* Job: Reproduce the listing below word for word, with no pictures.

(Extracts from a graphics dataset)

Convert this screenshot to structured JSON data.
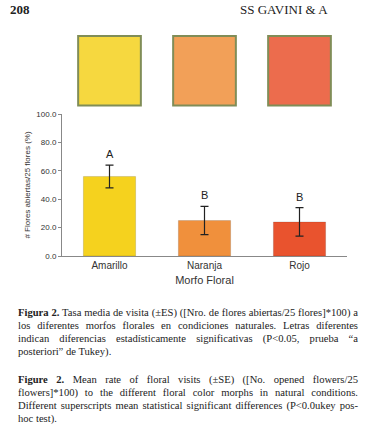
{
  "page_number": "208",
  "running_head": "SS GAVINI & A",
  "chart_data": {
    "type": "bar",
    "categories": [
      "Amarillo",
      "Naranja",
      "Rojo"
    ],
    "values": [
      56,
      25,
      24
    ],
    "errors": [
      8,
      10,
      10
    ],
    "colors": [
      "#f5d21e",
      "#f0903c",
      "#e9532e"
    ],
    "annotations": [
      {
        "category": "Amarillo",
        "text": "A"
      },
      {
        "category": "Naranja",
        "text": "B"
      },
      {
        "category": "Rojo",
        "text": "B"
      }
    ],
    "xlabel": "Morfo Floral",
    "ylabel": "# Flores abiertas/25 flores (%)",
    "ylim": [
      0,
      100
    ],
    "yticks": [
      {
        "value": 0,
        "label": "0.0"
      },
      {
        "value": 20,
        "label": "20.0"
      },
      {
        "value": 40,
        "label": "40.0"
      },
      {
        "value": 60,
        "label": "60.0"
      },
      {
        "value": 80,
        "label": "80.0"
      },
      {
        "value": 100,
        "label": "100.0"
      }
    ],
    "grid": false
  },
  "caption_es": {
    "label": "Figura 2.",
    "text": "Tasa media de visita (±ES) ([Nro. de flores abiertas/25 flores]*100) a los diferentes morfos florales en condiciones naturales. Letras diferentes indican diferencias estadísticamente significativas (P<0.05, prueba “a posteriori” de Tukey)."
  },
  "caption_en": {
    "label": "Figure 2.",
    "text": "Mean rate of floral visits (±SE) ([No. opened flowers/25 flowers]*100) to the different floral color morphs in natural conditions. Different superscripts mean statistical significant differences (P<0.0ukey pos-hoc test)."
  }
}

* The solution:
Convert this screenshot to structured JSON data.
{
  "page_number": "208",
  "running_head": "SS GAVINI & A",
  "chart_data": {
    "type": "bar",
    "categories": [
      "Amarillo",
      "Naranja",
      "Rojo"
    ],
    "values": [
      56,
      25,
      24
    ],
    "errors": [
      8,
      10,
      10
    ],
    "colors": [
      "#f5d21e",
      "#f0903c",
      "#e9532e"
    ],
    "annotations": [
      {
        "category": "Amarillo",
        "text": "A"
      },
      {
        "category": "Naranja",
        "text": "B"
      },
      {
        "category": "Rojo",
        "text": "B"
      }
    ],
    "xlabel": "Morfo Floral",
    "ylabel": "# Flores abiertas/25 flores (%)",
    "ylim": [
      0,
      100
    ],
    "yticks": [
      {
        "value": 0,
        "label": "0.0"
      },
      {
        "value": 20,
        "label": "20.0"
      },
      {
        "value": 40,
        "label": "40.0"
      },
      {
        "value": 60,
        "label": "60.0"
      },
      {
        "value": 80,
        "label": "80.0"
      },
      {
        "value": 100,
        "label": "100.0"
      }
    ],
    "grid": false
  },
  "caption_es": {
    "label": "Figura 2.",
    "text": "Tasa media de visita (±ES) ([Nro. de flores abiertas/25 flores]*100) a los diferentes morfos florales en condiciones naturales. Letras diferentes indican diferencias estadísticamente significativas (P<0.05, prueba “a posteriori” de Tukey)."
  },
  "caption_en": {
    "label": "Figure 2.",
    "text": "Mean rate of floral visits (±SE) ([No. opened flowers/25 flowers]*100) to the different floral color morphs in natural conditions. Different superscripts mean statistical significant differences (P<0.0ukey pos-hoc test)."
  }
}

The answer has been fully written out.